#### DATA ROWS ####

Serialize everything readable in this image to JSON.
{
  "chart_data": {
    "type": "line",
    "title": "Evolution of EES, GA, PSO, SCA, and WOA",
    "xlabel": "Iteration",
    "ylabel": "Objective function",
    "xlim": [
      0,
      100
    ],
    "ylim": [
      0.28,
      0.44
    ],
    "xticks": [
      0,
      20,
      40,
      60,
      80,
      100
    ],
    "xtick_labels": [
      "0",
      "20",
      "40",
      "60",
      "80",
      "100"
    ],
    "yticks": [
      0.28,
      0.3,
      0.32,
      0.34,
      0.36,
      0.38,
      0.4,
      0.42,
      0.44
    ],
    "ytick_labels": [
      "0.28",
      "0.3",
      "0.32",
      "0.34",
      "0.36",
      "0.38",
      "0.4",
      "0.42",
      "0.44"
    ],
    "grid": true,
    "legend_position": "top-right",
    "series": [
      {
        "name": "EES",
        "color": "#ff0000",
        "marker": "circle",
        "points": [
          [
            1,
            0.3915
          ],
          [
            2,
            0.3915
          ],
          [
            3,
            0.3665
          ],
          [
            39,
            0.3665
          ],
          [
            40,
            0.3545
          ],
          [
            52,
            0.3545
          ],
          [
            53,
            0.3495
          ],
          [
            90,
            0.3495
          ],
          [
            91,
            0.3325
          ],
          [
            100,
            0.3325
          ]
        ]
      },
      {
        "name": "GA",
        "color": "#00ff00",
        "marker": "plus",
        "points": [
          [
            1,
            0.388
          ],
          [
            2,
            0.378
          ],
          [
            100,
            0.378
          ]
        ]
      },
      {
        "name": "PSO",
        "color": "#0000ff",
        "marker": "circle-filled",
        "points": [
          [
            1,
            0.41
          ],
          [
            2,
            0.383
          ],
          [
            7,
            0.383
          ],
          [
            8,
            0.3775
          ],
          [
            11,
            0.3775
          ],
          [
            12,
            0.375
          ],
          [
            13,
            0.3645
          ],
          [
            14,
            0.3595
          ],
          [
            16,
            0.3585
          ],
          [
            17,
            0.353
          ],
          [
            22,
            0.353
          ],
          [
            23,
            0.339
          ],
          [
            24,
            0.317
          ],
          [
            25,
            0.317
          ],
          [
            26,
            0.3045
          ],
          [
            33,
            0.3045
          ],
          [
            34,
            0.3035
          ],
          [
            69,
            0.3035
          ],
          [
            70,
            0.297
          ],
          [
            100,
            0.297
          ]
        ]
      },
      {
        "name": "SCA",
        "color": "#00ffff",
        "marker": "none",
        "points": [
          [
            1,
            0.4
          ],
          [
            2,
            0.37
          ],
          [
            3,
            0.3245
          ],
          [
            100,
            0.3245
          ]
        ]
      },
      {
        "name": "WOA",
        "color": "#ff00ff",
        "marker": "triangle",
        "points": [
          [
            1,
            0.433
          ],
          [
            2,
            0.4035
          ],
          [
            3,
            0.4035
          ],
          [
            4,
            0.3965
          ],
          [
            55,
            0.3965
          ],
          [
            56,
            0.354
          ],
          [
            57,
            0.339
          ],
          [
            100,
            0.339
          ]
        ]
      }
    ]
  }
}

####
#### DATA ROWS ####

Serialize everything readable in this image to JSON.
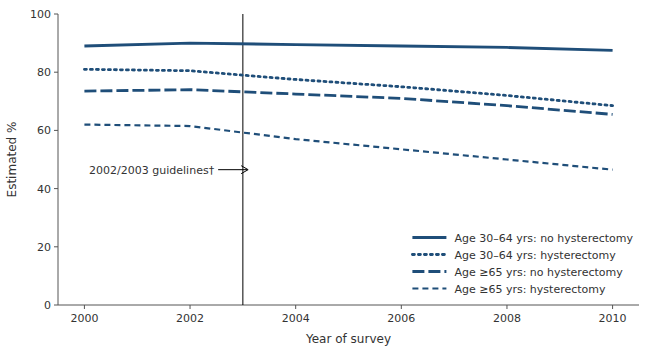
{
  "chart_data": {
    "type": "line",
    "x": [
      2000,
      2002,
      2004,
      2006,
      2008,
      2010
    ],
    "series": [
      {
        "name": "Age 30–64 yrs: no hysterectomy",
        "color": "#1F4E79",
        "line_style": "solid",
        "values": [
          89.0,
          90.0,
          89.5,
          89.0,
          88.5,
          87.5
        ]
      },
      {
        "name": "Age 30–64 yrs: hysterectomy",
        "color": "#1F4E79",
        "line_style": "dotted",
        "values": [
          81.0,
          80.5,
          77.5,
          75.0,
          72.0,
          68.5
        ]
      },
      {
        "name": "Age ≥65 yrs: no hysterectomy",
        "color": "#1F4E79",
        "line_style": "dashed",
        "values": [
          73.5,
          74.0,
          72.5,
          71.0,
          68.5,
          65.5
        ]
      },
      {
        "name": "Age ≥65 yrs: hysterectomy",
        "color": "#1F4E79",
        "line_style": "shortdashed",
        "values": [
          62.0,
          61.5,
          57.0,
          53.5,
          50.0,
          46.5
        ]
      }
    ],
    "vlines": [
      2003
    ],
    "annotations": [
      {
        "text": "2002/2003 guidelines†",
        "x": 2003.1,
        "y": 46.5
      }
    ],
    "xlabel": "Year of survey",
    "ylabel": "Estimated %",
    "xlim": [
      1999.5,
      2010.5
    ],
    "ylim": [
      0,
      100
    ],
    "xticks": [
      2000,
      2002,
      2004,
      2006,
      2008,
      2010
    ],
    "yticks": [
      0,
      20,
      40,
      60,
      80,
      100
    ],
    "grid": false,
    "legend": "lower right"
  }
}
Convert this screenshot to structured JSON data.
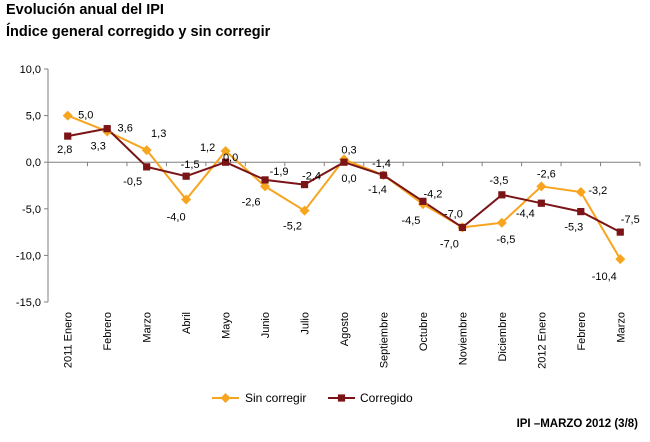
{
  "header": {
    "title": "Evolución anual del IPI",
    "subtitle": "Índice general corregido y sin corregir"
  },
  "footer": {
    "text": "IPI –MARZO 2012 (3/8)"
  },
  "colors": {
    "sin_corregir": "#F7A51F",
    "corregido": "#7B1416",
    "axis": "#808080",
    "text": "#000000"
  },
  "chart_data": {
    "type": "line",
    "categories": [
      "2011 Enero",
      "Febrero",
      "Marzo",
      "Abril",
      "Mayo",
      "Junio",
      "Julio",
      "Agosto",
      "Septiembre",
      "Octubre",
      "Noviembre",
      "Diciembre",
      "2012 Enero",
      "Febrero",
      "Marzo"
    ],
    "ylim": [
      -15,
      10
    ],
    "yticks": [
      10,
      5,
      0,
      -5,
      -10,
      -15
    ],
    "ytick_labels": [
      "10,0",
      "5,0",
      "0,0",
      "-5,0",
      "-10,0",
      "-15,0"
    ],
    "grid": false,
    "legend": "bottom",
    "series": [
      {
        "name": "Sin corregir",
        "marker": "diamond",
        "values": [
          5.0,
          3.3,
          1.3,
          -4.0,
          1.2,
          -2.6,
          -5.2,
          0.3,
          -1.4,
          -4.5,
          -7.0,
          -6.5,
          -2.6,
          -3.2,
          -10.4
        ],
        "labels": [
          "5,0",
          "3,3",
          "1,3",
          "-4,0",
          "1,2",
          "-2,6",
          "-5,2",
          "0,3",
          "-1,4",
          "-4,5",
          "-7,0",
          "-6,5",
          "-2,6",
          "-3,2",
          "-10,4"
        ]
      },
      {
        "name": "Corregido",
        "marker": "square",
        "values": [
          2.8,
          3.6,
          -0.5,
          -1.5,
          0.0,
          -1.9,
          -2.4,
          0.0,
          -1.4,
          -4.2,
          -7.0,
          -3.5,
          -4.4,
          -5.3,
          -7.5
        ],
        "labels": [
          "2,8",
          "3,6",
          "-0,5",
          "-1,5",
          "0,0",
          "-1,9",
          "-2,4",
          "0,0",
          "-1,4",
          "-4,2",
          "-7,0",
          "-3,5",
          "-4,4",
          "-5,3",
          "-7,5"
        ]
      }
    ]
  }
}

####

WHAT TO WORK ON - Lines from the records above that hold "ylabel" are the ones to list.

SOLUTION TO THIS PROBLEM -
    "ylabel": "Objective function",
    "ylabel": "Estimated %",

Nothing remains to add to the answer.